## PROBLEM DETAILS
Transcribe the records that follow in their entirety, omitting any pictures.

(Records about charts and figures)
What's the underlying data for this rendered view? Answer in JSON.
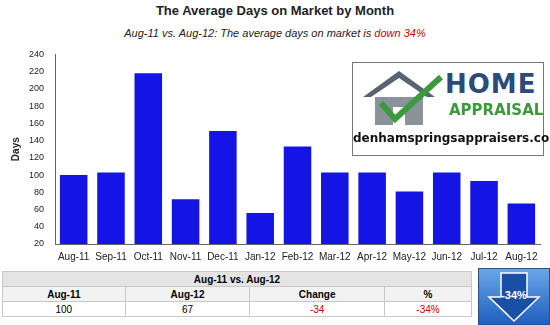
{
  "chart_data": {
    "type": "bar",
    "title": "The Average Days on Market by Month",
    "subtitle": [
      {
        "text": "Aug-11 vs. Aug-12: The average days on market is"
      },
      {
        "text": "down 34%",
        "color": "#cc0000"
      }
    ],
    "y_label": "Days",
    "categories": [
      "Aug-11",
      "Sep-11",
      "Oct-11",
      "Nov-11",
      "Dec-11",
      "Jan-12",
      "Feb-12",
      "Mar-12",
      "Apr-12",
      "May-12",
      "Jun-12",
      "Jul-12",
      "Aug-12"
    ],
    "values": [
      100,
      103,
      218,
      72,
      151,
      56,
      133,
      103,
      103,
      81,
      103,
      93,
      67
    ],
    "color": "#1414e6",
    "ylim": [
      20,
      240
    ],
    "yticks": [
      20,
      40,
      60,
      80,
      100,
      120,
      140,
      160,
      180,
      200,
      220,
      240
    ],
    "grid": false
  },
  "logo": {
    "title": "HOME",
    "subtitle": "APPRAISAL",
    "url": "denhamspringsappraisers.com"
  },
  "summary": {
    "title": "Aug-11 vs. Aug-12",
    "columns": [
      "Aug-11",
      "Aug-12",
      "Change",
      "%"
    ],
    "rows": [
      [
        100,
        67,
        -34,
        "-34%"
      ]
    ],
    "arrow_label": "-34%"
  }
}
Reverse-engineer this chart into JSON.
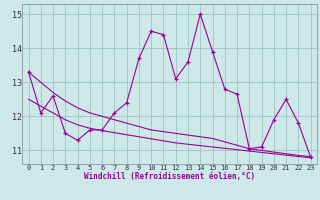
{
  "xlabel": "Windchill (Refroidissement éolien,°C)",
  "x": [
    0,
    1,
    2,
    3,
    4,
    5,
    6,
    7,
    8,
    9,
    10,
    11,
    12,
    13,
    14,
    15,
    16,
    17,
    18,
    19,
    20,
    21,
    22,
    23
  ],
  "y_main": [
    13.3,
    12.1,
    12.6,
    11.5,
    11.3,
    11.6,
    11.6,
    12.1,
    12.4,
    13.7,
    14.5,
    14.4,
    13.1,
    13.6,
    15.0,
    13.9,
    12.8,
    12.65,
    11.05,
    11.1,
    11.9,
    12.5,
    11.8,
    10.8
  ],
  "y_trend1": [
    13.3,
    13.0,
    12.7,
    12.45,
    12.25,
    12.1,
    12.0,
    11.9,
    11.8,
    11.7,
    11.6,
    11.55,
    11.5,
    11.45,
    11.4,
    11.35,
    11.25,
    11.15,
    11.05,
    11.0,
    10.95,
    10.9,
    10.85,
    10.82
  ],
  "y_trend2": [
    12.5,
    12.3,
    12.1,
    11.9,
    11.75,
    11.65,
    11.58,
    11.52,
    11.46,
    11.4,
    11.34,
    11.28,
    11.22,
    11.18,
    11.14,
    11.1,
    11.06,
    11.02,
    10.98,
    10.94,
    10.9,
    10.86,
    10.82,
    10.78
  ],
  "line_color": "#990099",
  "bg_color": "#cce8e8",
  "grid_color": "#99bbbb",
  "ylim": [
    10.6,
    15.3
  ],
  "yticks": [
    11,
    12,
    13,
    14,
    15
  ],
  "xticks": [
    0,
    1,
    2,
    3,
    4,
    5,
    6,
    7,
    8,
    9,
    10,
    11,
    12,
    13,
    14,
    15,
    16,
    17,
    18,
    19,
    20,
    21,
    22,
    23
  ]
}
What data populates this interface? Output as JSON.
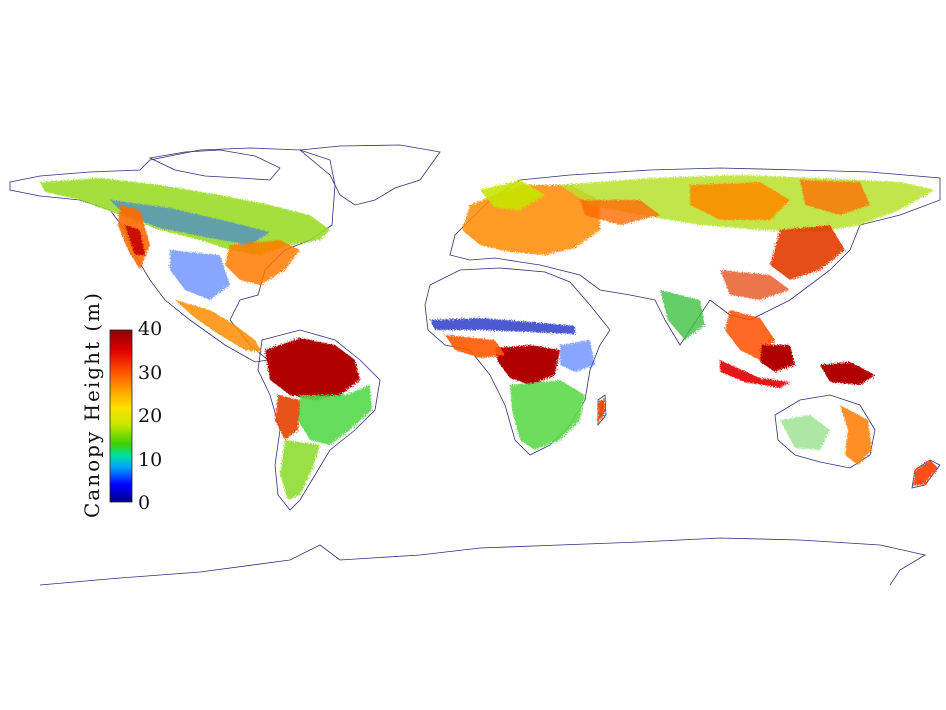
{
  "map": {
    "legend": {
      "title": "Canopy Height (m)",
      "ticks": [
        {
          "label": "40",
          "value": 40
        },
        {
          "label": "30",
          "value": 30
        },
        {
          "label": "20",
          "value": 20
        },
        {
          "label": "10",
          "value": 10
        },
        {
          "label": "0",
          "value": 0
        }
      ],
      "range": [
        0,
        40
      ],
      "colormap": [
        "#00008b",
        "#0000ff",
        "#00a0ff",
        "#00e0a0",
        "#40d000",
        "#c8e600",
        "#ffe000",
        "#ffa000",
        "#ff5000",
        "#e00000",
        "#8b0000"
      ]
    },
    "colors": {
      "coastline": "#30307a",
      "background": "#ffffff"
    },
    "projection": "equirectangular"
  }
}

## EXERCISE RESPONSE
What's the underlying data for this rendered view? Answer in JSON.
{
  "chart_data": {
    "type": "bar",
    "title": "The Average Days on Market by Month",
    "subtitle": [
      {
        "text": "Aug-11 vs. Aug-12: The average days on market is"
      },
      {
        "text": "down 34%",
        "color": "#cc0000"
      }
    ],
    "y_label": "Days",
    "categories": [
      "Aug-11",
      "Sep-11",
      "Oct-11",
      "Nov-11",
      "Dec-11",
      "Jan-12",
      "Feb-12",
      "Mar-12",
      "Apr-12",
      "May-12",
      "Jun-12",
      "Jul-12",
      "Aug-12"
    ],
    "values": [
      100,
      103,
      218,
      72,
      151,
      56,
      133,
      103,
      103,
      81,
      103,
      93,
      67
    ],
    "color": "#1414e6",
    "ylim": [
      20,
      240
    ],
    "yticks": [
      20,
      40,
      60,
      80,
      100,
      120,
      140,
      160,
      180,
      200,
      220,
      240
    ],
    "grid": false
  },
  "logo": {
    "title": "HOME",
    "subtitle": "APPRAISAL",
    "url": "denhamspringsappraisers.com"
  },
  "summary": {
    "title": "Aug-11 vs. Aug-12",
    "columns": [
      "Aug-11",
      "Aug-12",
      "Change",
      "%"
    ],
    "rows": [
      [
        100,
        67,
        -34,
        "-34%"
      ]
    ],
    "arrow_label": "-34%"
  }
}
Reverse-engineer this chart into JSON.
{
  "xlabel": "Windchill (Refroidissement éolien,°C)",
  "x": [
    0,
    1,
    2,
    3,
    4,
    5,
    6,
    7,
    8,
    9,
    10,
    11,
    12,
    13,
    14,
    15,
    16,
    17,
    18,
    19,
    20,
    21,
    22,
    23
  ],
  "y_main": [
    13.3,
    12.1,
    12.6,
    11.5,
    11.3,
    11.6,
    11.6,
    12.1,
    12.4,
    13.7,
    14.5,
    14.4,
    13.1,
    13.6,
    15.0,
    13.9,
    12.8,
    12.65,
    11.05,
    11.1,
    11.9,
    12.5,
    11.8,
    10.8
  ],
  "y_trend1": [
    13.3,
    13.0,
    12.7,
    12.45,
    12.25,
    12.1,
    12.0,
    11.9,
    11.8,
    11.7,
    11.6,
    11.55,
    11.5,
    11.45,
    11.4,
    11.35,
    11.25,
    11.15,
    11.05,
    11.0,
    10.95,
    10.9,
    10.85,
    10.82
  ],
  "y_trend2": [
    12.5,
    12.3,
    12.1,
    11.9,
    11.75,
    11.65,
    11.58,
    11.52,
    11.46,
    11.4,
    11.34,
    11.28,
    11.22,
    11.18,
    11.14,
    11.1,
    11.06,
    11.02,
    10.98,
    10.94,
    10.9,
    10.86,
    10.82,
    10.78
  ],
  "line_color": "#990099",
  "bg_color": "#cce8e8",
  "grid_color": "#99bbbb",
  "ylim": [
    10.6,
    15.3
  ],
  "yticks": [
    11,
    12,
    13,
    14,
    15
  ],
  "xticks": [
    0,
    1,
    2,
    3,
    4,
    5,
    6,
    7,
    8,
    9,
    10,
    11,
    12,
    13,
    14,
    15,
    16,
    17,
    18,
    19,
    20,
    21,
    22,
    23
  ]
}
What data populates this interface? Output as JSON.
{
  "map": {
    "legend": {
      "title": "Canopy Height (m)",
      "ticks": [
        {
          "label": "40",
          "value": 40
        },
        {
          "label": "30",
          "value": 30
        },
        {
          "label": "20",
          "value": 20
        },
        {
          "label": "10",
          "value": 10
        },
        {
          "label": "0",
          "value": 0
        }
      ],
      "range": [
        0,
        40
      ],
      "colormap": [
        "#00008b",
        "#0000ff",
        "#00a0ff",
        "#00e0a0",
        "#40d000",
        "#c8e600",
        "#ffe000",
        "#ffa000",
        "#ff5000",
        "#e00000",
        "#8b0000"
      ]
    },
    "colors": {
      "coastline": "#30307a",
      "background": "#ffffff"
    },
    "projection": "equirectangular"
  }
}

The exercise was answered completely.